---------- SOURCE RECORDS ----------

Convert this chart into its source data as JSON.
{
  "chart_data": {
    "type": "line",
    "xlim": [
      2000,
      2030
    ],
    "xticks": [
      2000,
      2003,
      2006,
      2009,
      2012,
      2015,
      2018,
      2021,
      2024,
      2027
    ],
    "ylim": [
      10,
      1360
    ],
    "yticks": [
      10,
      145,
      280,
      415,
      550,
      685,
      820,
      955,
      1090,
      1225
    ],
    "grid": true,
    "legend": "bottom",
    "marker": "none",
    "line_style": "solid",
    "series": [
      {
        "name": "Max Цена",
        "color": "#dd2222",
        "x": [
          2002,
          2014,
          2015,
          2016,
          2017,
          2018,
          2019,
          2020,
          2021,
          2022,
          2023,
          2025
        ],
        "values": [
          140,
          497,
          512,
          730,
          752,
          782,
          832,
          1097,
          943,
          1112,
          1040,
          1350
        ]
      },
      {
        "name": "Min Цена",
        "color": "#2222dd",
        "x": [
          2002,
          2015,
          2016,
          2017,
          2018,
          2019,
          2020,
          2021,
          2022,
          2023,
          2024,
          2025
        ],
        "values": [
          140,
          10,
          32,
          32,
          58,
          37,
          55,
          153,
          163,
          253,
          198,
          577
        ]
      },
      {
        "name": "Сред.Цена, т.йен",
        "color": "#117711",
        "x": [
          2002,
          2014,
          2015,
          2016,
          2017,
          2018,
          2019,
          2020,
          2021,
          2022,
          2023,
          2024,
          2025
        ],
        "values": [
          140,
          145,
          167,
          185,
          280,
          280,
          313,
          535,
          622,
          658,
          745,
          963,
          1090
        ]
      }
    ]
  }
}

----------

REQUIRED WORK:
Every record above must be duplicated exactly.

ANSWER:
Convert this chart into its source data as JSON.
{
  "chart_data": {
    "type": "line",
    "xlim": [
      2000,
      2030
    ],
    "xticks": [
      2000,
      2003,
      2006,
      2009,
      2012,
      2015,
      2018,
      2021,
      2024,
      2027
    ],
    "ylim": [
      10,
      1360
    ],
    "yticks": [
      10,
      145,
      280,
      415,
      550,
      685,
      820,
      955,
      1090,
      1225
    ],
    "grid": true,
    "legend": "bottom",
    "marker": "none",
    "line_style": "solid",
    "series": [
      {
        "name": "Max Цена",
        "color": "#dd2222",
        "x": [
          2002,
          2014,
          2015,
          2016,
          2017,
          2018,
          2019,
          2020,
          2021,
          2022,
          2023,
          2025
        ],
        "values": [
          140,
          497,
          512,
          730,
          752,
          782,
          832,
          1097,
          943,
          1112,
          1040,
          1350
        ]
      },
      {
        "name": "Min Цена",
        "color": "#2222dd",
        "x": [
          2002,
          2015,
          2016,
          2017,
          2018,
          2019,
          2020,
          2021,
          2022,
          2023,
          2024,
          2025
        ],
        "values": [
          140,
          10,
          32,
          32,
          58,
          37,
          55,
          153,
          163,
          253,
          198,
          577
        ]
      },
      {
        "name": "Сред.Цена, т.йен",
        "color": "#117711",
        "x": [
          2002,
          2014,
          2015,
          2016,
          2017,
          2018,
          2019,
          2020,
          2021,
          2022,
          2023,
          2024,
          2025
        ],
        "values": [
          140,
          145,
          167,
          185,
          280,
          280,
          313,
          535,
          622,
          658,
          745,
          963,
          1090
        ]
      }
    ]
  }
}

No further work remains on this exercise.